◆ Reading text:
* * * * *

Sayeed and her fiance were among more than 100,000 Afghans who fled the country in recent weeks as fear and uncertainty coursed through society. They included other musicians, artists, journalists, activists, female athletes as well as members of Afghanistan’s famed all-girl robotics team — inadvertently becoming part of a “brain drain,” the exodus of a country’s brightest and most talented people.
“Afghanistan was a dead place under the Taliban—weddings didn’t even have music,” Sayed, who is also Sayeed’s manager, said. “Music represents a country’s culture, identity and people and any country without music is a dead land. It’s just so scary to think that our country will go back to that.”
Through their interpretation of Sharia law, the Taliban have long considered music, art and film a corrupting influence.
When they were in power from 1996 to 2001, they confiscated CDs and cassettes, destroyed musical instruments, and banned most forms of singing deemed unislamic. But over the past 20 years, since the group was ousted after the 9/11 attacks, Afghanistan’s cultural heritage — poetry, film, music and art — flourished. This gave rise to a vibrant music scene and a new generation of young Afghan writers, filmmakers and poets. Inspired and emboldened, they began sharing their work.
However, that is all under threat now with the Taliban back in charge, and the loss is already being felt.
The death of a folk singer named Fawad Andarabi, who was reportedly dragged from his village home and brutally killed, sent communities panicking. A celebrated music school in Kabul, once home to the country’s first all-female orchestra, also shut its doors over concerns for students’ safety, with its founder now wanted by the Taliban. The group also admitted to abducting, beating and shooting to death a beloved comedian popularly known as Khasha Zwan.
All these developments have sent a chilling wave through Afghanistan, silencing the artists and musicians left behind.
There are few songs of any genre in Kabul these days.
Members of an Afghan black metal band told VICE World News that they had stopped playing out of fear. “There’s no place for music in Afghanistan,” said a singer. Another musician who wanted to only be identified as Tareq for fear of reprisals for speaking up, said that he was facing pressure to destroy his guitars and had cut off his trademark long hair to avoid persecution.
“Being a musician or an artist in Afghanistan can cost lives. Blasting Metallica or Iron Maiden would be acts that could get one killed,” said Australian Travis Beard, who organized music festivals in Afghanistan and is now leading an evacuation campaign for musicians. Beard has so far managed to successfully evacuate 20 people but said there were “too many” needing help. “The country’s brightest minds: the creatives, business people and politicians — have all fled. Now comes the brain drain. How do you fix that?”
“Blasting Metallica or Iron Maiden would be acts that could get one killed.”

* * * * *

Entries taken from a collection:
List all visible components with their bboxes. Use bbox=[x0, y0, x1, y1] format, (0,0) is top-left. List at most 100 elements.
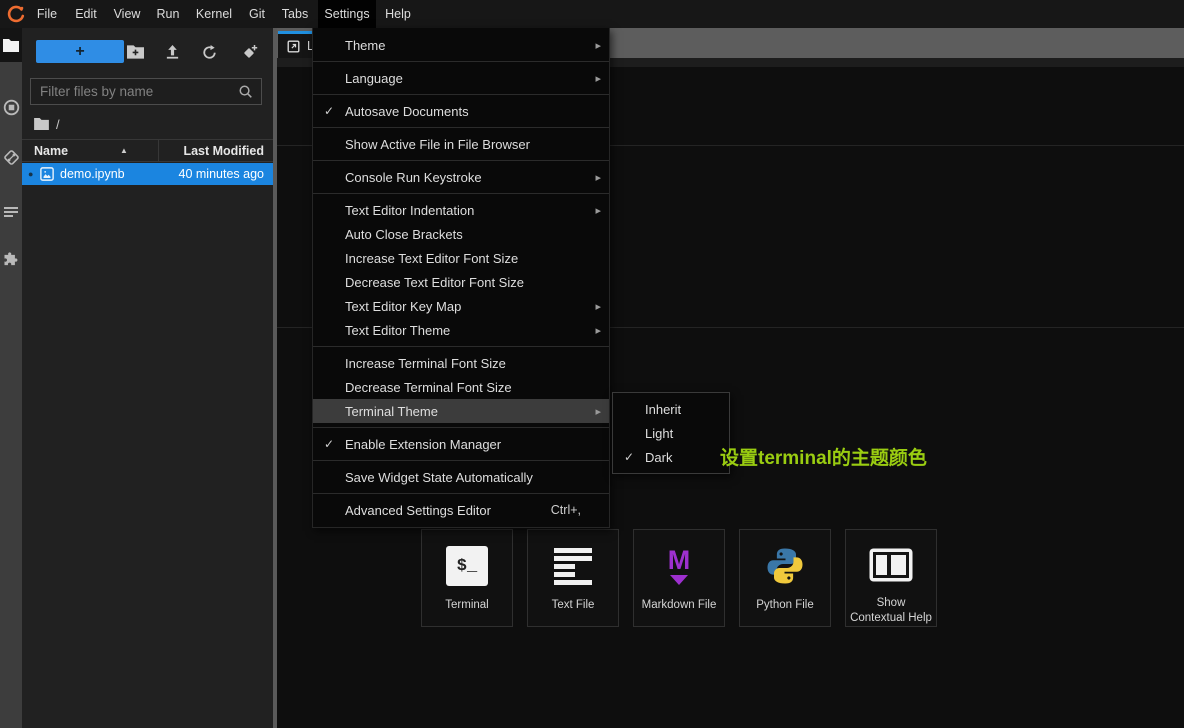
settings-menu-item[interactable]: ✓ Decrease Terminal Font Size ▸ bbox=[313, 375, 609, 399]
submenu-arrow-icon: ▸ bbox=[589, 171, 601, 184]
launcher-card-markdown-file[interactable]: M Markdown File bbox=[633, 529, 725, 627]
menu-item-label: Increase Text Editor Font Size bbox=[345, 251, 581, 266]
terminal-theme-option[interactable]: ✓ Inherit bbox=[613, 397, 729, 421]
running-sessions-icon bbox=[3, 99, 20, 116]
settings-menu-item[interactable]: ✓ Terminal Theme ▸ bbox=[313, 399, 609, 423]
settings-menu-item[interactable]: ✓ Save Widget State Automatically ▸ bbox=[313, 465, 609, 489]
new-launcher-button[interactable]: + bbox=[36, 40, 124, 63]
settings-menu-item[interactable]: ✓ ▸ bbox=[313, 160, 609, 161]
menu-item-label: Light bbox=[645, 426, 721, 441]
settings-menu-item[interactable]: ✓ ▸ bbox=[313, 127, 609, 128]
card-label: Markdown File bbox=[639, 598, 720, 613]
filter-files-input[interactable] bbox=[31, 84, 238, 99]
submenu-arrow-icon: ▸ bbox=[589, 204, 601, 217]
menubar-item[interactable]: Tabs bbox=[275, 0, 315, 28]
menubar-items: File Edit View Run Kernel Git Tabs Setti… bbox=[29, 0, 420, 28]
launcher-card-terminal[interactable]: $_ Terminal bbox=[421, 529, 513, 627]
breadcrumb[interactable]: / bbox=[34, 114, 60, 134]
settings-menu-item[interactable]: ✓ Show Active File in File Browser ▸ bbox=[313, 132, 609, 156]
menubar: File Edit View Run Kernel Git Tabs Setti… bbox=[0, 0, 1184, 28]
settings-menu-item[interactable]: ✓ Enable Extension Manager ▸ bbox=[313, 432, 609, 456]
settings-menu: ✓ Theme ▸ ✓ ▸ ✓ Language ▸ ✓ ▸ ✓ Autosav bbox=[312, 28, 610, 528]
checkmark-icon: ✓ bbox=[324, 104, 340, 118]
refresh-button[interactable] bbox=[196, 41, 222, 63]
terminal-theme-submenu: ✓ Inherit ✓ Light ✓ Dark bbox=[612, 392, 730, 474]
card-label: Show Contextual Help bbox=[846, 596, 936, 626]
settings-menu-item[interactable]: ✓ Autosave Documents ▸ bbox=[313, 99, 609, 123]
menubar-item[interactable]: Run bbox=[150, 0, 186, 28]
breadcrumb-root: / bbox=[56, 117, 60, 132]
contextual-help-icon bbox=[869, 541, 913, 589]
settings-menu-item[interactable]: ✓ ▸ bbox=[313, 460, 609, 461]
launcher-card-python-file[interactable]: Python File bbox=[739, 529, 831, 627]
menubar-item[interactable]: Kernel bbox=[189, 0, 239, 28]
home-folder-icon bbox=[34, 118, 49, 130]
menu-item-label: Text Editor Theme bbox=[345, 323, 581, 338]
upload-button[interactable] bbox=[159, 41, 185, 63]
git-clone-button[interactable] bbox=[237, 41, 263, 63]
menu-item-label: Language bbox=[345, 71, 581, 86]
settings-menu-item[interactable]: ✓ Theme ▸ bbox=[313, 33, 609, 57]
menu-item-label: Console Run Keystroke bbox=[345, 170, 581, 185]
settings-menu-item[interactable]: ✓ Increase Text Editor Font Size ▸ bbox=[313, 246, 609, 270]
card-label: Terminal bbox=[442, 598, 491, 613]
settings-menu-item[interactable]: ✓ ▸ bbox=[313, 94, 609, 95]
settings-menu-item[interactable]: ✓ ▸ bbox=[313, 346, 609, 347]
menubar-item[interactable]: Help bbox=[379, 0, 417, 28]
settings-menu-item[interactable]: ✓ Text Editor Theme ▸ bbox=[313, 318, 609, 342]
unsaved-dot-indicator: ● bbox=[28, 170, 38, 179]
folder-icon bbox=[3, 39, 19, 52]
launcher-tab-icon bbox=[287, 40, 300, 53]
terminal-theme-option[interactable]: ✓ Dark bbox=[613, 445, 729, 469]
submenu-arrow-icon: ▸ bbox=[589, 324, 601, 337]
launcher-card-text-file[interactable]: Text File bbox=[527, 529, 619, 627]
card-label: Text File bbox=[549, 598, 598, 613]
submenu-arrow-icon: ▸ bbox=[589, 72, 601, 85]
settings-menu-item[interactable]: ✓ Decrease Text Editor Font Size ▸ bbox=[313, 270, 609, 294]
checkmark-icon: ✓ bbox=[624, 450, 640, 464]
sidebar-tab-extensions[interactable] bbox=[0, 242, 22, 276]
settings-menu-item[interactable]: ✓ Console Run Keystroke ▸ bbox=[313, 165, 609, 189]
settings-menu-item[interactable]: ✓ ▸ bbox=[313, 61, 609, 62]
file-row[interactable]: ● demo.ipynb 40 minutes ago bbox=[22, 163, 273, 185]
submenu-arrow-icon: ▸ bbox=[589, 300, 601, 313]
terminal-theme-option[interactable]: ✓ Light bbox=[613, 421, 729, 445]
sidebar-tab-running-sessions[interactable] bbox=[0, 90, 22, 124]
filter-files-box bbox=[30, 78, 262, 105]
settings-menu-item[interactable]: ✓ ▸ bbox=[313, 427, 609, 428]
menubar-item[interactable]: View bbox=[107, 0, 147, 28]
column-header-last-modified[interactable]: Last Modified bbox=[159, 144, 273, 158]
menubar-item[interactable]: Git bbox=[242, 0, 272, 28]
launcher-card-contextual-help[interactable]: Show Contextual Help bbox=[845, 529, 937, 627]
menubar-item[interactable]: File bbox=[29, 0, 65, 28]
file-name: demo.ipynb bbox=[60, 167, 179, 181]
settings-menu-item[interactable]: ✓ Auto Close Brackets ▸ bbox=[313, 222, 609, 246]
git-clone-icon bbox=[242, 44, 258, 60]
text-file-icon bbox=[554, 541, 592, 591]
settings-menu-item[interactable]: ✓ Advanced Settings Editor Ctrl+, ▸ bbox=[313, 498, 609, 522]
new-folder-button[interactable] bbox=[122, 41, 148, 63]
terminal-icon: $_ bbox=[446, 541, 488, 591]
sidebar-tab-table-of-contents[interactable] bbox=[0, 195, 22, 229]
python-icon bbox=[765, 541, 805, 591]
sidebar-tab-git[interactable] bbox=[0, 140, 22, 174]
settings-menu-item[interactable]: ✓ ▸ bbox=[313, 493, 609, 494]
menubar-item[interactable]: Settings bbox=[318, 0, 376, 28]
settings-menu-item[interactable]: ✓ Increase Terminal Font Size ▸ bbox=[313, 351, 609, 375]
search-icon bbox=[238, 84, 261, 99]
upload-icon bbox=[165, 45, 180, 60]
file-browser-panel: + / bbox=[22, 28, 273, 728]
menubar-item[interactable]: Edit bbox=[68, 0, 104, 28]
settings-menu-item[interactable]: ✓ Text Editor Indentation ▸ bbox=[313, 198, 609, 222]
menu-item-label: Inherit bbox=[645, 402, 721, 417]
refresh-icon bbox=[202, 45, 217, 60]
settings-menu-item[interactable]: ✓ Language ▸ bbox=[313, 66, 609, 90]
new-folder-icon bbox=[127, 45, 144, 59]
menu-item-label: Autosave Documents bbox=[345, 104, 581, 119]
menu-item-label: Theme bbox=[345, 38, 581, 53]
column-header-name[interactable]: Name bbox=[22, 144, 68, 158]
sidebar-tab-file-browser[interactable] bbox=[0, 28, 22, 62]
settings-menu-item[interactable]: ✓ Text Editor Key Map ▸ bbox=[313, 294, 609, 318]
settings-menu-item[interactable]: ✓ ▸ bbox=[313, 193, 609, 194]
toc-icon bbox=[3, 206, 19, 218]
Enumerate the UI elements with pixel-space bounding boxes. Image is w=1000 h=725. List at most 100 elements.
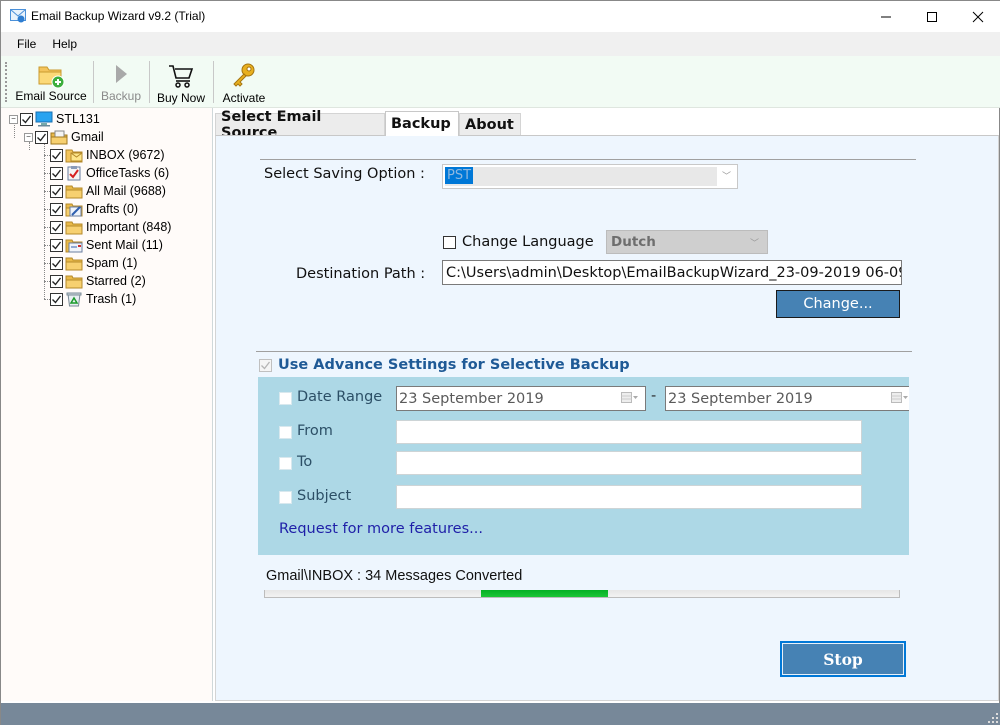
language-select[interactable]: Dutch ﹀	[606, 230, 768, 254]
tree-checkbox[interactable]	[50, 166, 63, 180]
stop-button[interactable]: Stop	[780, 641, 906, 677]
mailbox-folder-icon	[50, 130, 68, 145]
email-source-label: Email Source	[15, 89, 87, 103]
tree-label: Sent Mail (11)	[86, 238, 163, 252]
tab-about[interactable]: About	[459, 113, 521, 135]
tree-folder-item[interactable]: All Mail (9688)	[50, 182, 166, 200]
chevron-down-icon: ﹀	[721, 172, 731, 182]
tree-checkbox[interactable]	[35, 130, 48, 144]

* * * * *

◆ Exercise requirements:
**a.** Reproduce word for word the portion of the article on Afghan musicians starting with "However, that is" and going on through "Kabul these days.".
**b.** Take the article on Afghan musicians further, writing new text that picks up after its final sentence.

◆ The answers:
**a.**
However, that is all under threat now with the Taliban back in charge, and the loss is already being felt.
The death of a folk singer named Fawad Andarabi, who was reportedly dragged from his village home and brutally killed, sent communities panicking. A celebrated music school in Kabul, once home to the country’s first all-female orchestra, also shut its doors over concerns for students’ safety, with its founder now wanted by the Taliban. The group also admitted to abducting, beating and shooting to death a beloved comedian popularly known as Khasha Zwan.
All these developments have sent a chilling wave through Afghanistan, silencing the artists and musicians left behind.
There are few songs of any genre in Kabul these days.

**b.**
It’s not just the musicians. A Kabul-based animator, whose work has been featured at international film festivals, said he was taking “careful measures” to destroy all evidence of his career, even if that meant decades of painstaking, hard work. “We are living in a new Afghanistan now and in this current climate of fear, it’s better to be safe than sorry,” he told VICE World News.
He has also delisted links to his online portfolio and removed creative apps like Instagram and Lightroom from his phone. “I will always be proud of what I made because it brought joy to many. My drawings may be gone now but they live on in memory until the day peace returns to Afghanistan again.”
Art curator Omaid Sharifi, who recently held a public exhibition and was out on the streets of Kabul painting murals when he heard the news of the government collapse last month, described the takeover as a nightmare.
Together with members of his team, they started taking down paintings and breaking sculptures and artefacts when they heard the Taliban was back. “That was the first reaction that everyone had,” he said. “Because we knew for a fact that the Taliban would destroy them and if they found out somebody was an artist, they would be punished.”
He also does not believe emerging narratives that the Taliban has become “more tolerant”. “How have they changed? Would a changed Taliban execute singers or kill comedians? I don’t believe any of it,” he said.
Sharifi too has left Kabul.
“The decision by hundreds of artists to flee Afghanistan is completely understandable, especially considering that the former Taliban reign was rabidly anti-culture, and where diverse artists were often brutally silenced,” Dr. Azza Karam, secretary general of Religions for Peace, an international coalition of religious communities, told VICE World News.
“Artists in any part of the world, like their media or press colleagues and human rights defenders, are an endangered species – even in some of the countries with democratically elected governments,” she said. “So one can only imagine the level of fear that reigns in country where democracy itself is held hostage.”
Despite it all, she said the “good news” is that “artists are the bells of freedom tolling in any given context.”
“So even when and if they flee,” she said, “their work continues to serve as testament to human creativity and resilience.”
Pop star Sayeed proves this point. Istanbul is her base now and she says she will continue making music and advocating for human rights in Afghanistan, albeit from afar.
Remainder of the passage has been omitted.